• [STATED EXERCISE]: Transcribe the listing that follows in full, omitting pictures.
────────────────────────────────────────
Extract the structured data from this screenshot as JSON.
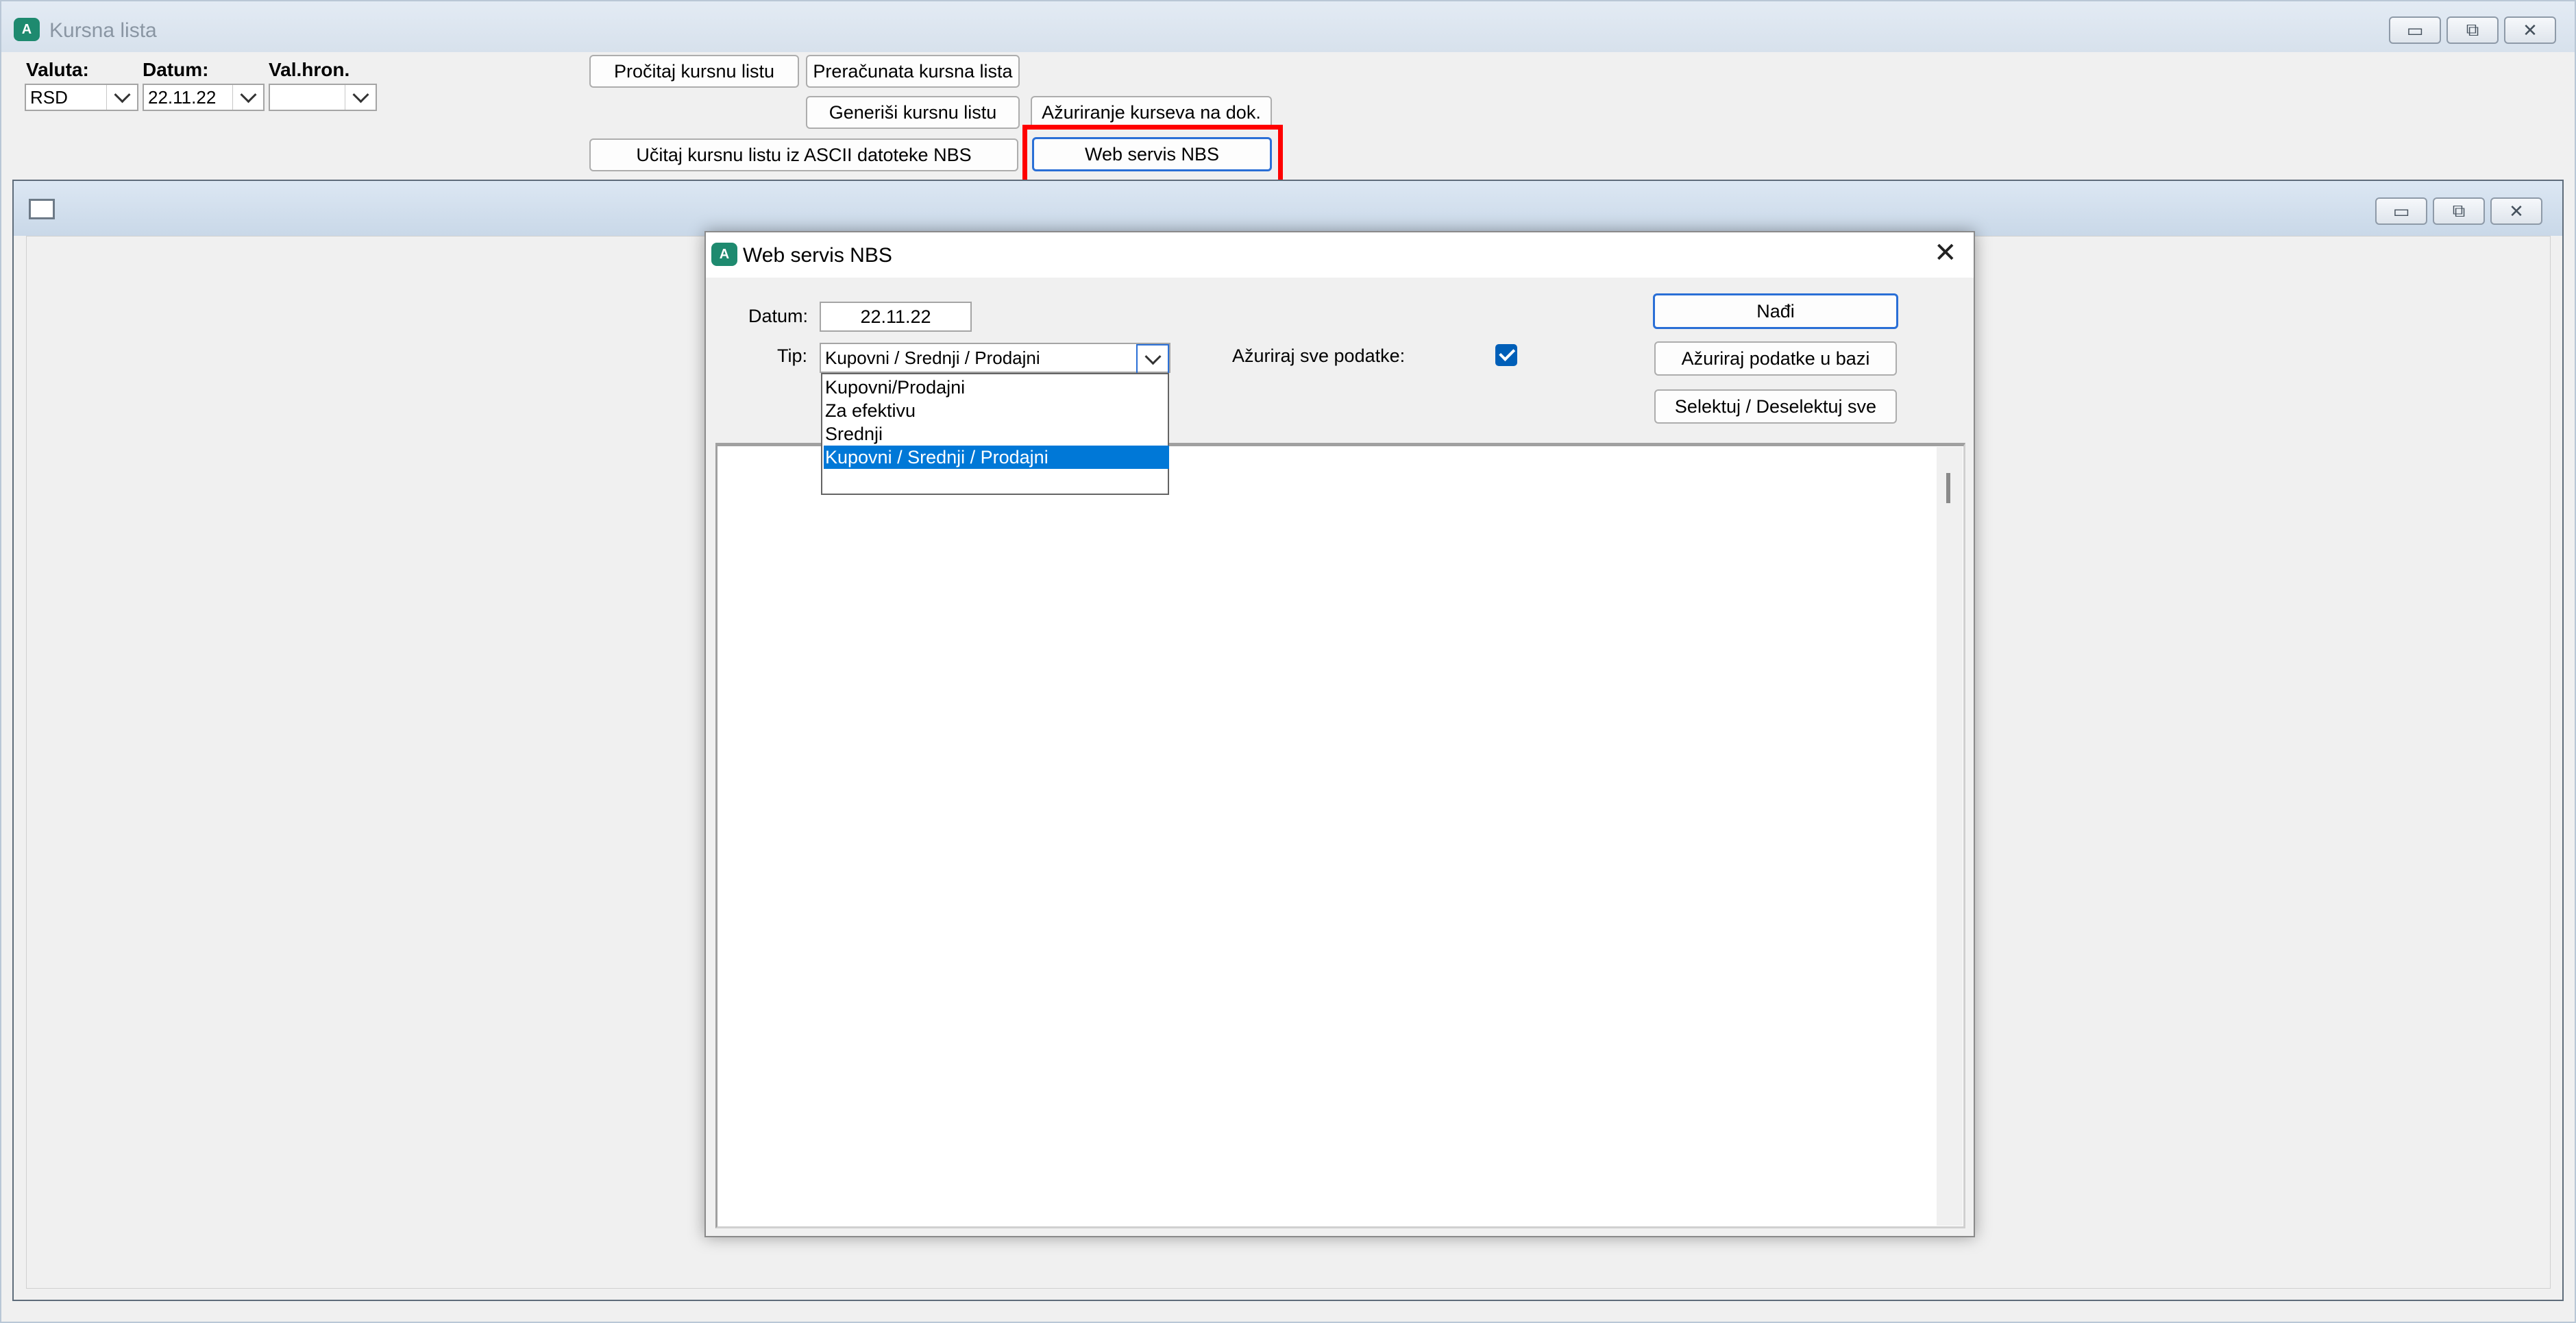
{
  "main_window": {
    "app_icon": "app-logo-icon",
    "title": "Kursna lista",
    "controls": {
      "minimize": "▭",
      "maximize": "⧉",
      "close": "✕"
    }
  },
  "form": {
    "valuta_label": "Valuta:",
    "valuta_value": "RSD",
    "datum_label": "Datum:",
    "datum_value": "22.11.22",
    "valhron_label": "Val.hron.",
    "valhron_value": ""
  },
  "toolbar": {
    "procitaj": "Pročitaj kursnu listu",
    "preracunata": "Preračunata kursna lista",
    "generisi": "Generiši kursnu listu",
    "azuriranje": "Ažuriranje kurseva na dok.",
    "ucitaj_ascii": "Učitaj kursnu listu iz ASCII datoteke NBS",
    "web_servis": "Web servis NBS"
  },
  "mdi_child": {
    "icon": "window-icon",
    "controls": {
      "minimize": "▭",
      "maximize": "⧉",
      "close": "✕"
    }
  },
  "dialog": {
    "title": "Web servis NBS",
    "close": "✕",
    "datum_label": "Datum:",
    "datum_value": "22.11.22",
    "tip_label": "Tip:",
    "tip_value": "Kupovni / Srednji / Prodajni",
    "tip_options": [
      "Kupovni/Prodajni",
      "Za efektivu",
      "Srednji",
      "Kupovni / Srednji / Prodajni"
    ],
    "tip_selected_index": 3,
    "azuriraj_sve_label": "Ažuriraj sve podatke:",
    "azuriraj_sve_checked": true,
    "nadji": "Nađi",
    "azuriraj_bazi": "Ažuriraj podatke u bazi",
    "selektuj": "Selektuj / Deselektuj sve"
  },
  "colors": {
    "highlight": "#ff0000",
    "selection": "#0078d7",
    "checkbox": "#005fb8",
    "app_icon": "#1e8a6f"
  }
}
────────────────────────────────────────
• [RESULT OF THE TASK]:
Extract the structured data from this screenshot as JSON.
{
  "main_window": {
    "app_icon": "app-logo-icon",
    "title": "Kursna lista",
    "controls": {
      "minimize": "▭",
      "maximize": "⧉",
      "close": "✕"
    }
  },
  "form": {
    "valuta_label": "Valuta:",
    "valuta_value": "RSD",
    "datum_label": "Datum:",
    "datum_value": "22.11.22",
    "valhron_label": "Val.hron.",
    "valhron_value": ""
  },
  "toolbar": {
    "procitaj": "Pročitaj kursnu listu",
    "preracunata": "Preračunata kursna lista",
    "generisi": "Generiši kursnu listu",
    "azuriranje": "Ažuriranje kurseva na dok.",
    "ucitaj_ascii": "Učitaj kursnu listu iz ASCII datoteke NBS",
    "web_servis": "Web servis NBS"
  },
  "mdi_child": {
    "icon": "window-icon",
    "controls": {
      "minimize": "▭",
      "maximize": "⧉",
      "close": "✕"
    }
  },
  "dialog": {
    "title": "Web servis NBS",
    "close": "✕",
    "datum_label": "Datum:",
    "datum_value": "22.11.22",
    "tip_label": "Tip:",
    "tip_value": "Kupovni / Srednji / Prodajni",
    "tip_options": [
      "Kupovni/Prodajni",
      "Za efektivu",
      "Srednji",
      "Kupovni / Srednji / Prodajni"
    ],
    "tip_selected_index": 3,
    "azuriraj_sve_label": "Ažuriraj sve podatke:",
    "azuriraj_sve_checked": true,
    "nadji": "Nađi",
    "azuriraj_bazi": "Ažuriraj podatke u bazi",
    "selektuj": "Selektuj / Deselektuj sve"
  },
  "colors": {
    "highlight": "#ff0000",
    "selection": "#0078d7",
    "checkbox": "#005fb8",
    "app_icon": "#1e8a6f"
  }
}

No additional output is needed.